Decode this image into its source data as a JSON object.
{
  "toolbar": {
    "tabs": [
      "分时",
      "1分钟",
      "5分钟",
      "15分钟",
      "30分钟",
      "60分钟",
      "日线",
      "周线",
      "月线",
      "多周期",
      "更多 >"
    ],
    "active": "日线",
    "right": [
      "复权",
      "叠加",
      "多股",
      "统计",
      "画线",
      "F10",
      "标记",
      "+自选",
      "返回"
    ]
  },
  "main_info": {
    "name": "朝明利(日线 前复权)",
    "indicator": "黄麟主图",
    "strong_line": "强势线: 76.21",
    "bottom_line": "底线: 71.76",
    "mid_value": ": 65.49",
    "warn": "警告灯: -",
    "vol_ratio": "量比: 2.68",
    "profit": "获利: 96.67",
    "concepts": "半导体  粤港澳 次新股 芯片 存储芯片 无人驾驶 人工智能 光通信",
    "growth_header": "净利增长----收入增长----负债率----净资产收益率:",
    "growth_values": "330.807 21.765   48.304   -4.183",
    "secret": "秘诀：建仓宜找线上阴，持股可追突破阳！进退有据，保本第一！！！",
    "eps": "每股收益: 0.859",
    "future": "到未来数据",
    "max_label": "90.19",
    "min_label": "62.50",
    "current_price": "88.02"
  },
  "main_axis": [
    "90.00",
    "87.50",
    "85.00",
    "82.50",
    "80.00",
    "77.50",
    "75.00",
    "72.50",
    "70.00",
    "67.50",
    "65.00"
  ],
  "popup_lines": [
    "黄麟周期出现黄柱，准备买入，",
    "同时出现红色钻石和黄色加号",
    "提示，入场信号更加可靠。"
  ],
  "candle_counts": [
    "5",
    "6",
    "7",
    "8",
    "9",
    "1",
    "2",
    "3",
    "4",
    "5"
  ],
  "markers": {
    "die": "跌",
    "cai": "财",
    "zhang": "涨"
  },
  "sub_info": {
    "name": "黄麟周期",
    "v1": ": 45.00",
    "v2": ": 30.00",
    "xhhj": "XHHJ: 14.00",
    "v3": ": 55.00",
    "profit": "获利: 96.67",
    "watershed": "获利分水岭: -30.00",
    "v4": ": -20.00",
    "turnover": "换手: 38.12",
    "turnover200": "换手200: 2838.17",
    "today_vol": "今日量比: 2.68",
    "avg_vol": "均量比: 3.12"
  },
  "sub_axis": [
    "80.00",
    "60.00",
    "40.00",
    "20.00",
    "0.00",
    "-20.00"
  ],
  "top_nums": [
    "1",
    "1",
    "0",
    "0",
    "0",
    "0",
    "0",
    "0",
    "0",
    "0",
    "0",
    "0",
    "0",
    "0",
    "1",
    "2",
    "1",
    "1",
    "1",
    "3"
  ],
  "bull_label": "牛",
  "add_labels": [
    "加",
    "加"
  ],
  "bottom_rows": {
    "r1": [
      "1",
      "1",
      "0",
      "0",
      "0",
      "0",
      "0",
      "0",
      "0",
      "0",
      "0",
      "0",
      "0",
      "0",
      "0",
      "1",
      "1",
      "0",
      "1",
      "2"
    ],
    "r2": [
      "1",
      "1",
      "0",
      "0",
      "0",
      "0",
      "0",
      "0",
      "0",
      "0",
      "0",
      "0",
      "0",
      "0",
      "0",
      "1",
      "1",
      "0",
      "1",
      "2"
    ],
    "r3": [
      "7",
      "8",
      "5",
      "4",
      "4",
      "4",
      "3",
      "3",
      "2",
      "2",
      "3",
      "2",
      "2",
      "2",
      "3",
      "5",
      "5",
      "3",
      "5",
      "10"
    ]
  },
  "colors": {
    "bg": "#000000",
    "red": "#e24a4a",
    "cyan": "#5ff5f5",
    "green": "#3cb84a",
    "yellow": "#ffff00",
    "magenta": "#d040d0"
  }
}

→ JOB
Return every line of the material exactly.

→ RESULT FOR THIS EXERCISE
Decode this image into its source data as a JSON object.
{
  "toolbar": {
    "tabs": [
      "分时",
      "1分钟",
      "5分钟",
      "15分钟",
      "30分钟",
      "60分钟",
      "日线",
      "周线",
      "月线",
      "多周期",
      "更多 >"
    ],
    "active": "日线",
    "right": [
      "复权",
      "叠加",
      "多股",
      "统计",
      "画线",
      "F10",
      "标记",
      "+自选",
      "返回"
    ]
  },
  "main_info": {
    "name": "朝明利(日线 前复权)",
    "indicator": "黄麟主图",
    "strong_line": "强势线: 76.21",
    "bottom_line": "底线: 71.76",
    "mid_value": ": 65.49",
    "warn": "警告灯: -",
    "vol_ratio": "量比: 2.68",
    "profit": "获利: 96.67",
    "concepts": "半导体  粤港澳 次新股 芯片 存储芯片 无人驾驶 人工智能 光通信",
    "growth_header": "净利增长----收入增长----负债率----净资产收益率:",
    "growth_values": "330.807 21.765   48.304   -4.183",
    "secret": "秘诀：建仓宜找线上阴，持股可追突破阳！进退有据，保本第一！！！",
    "eps": "每股收益: 0.859",
    "future": "到未来数据",
    "max_label": "90.19",
    "min_label": "62.50",
    "current_price": "88.02"
  },
  "main_axis": [
    "90.00",
    "87.50",
    "85.00",
    "82.50",
    "80.00",
    "77.50",
    "75.00",
    "72.50",
    "70.00",
    "67.50",
    "65.00"
  ],
  "popup_lines": [
    "黄麟周期出现黄柱，准备买入，",
    "同时出现红色钻石和黄色加号",
    "提示，入场信号更加可靠。"
  ],
  "candle_counts": [
    "5",
    "6",
    "7",
    "8",
    "9",
    "1",
    "2",
    "3",
    "4",
    "5"
  ],
  "markers": {
    "die": "跌",
    "cai": "财",
    "zhang": "涨"
  },
  "sub_info": {
    "name": "黄麟周期",
    "v1": ": 45.00",
    "v2": ": 30.00",
    "xhhj": "XHHJ: 14.00",
    "v3": ": 55.00",
    "profit": "获利: 96.67",
    "watershed": "获利分水岭: -30.00",
    "v4": ": -20.00",
    "turnover": "换手: 38.12",
    "turnover200": "换手200: 2838.17",
    "today_vol": "今日量比: 2.68",
    "avg_vol": "均量比: 3.12"
  },
  "sub_axis": [
    "80.00",
    "60.00",
    "40.00",
    "20.00",
    "0.00",
    "-20.00"
  ],
  "top_nums": [
    "1",
    "1",
    "0",
    "0",
    "0",
    "0",
    "0",
    "0",
    "0",
    "0",
    "0",
    "0",
    "0",
    "0",
    "1",
    "2",
    "1",
    "1",
    "1",
    "3"
  ],
  "bull_label": "牛",
  "add_labels": [
    "加",
    "加"
  ],
  "bottom_rows": {
    "r1": [
      "1",
      "1",
      "0",
      "0",
      "0",
      "0",
      "0",
      "0",
      "0",
      "0",
      "0",
      "0",
      "0",
      "0",
      "0",
      "1",
      "1",
      "0",
      "1",
      "2"
    ],
    "r2": [
      "1",
      "1",
      "0",
      "0",
      "0",
      "0",
      "0",
      "0",
      "0",
      "0",
      "0",
      "0",
      "0",
      "0",
      "0",
      "1",
      "1",
      "0",
      "1",
      "2"
    ],
    "r3": [
      "7",
      "8",
      "5",
      "4",
      "4",
      "4",
      "3",
      "3",
      "2",
      "2",
      "3",
      "2",
      "2",
      "2",
      "3",
      "5",
      "5",
      "3",
      "5",
      "10"
    ]
  },
  "colors": {
    "bg": "#000000",
    "red": "#e24a4a",
    "cyan": "#5ff5f5",
    "green": "#3cb84a",
    "yellow": "#ffff00",
    "magenta": "#d040d0"
  }
}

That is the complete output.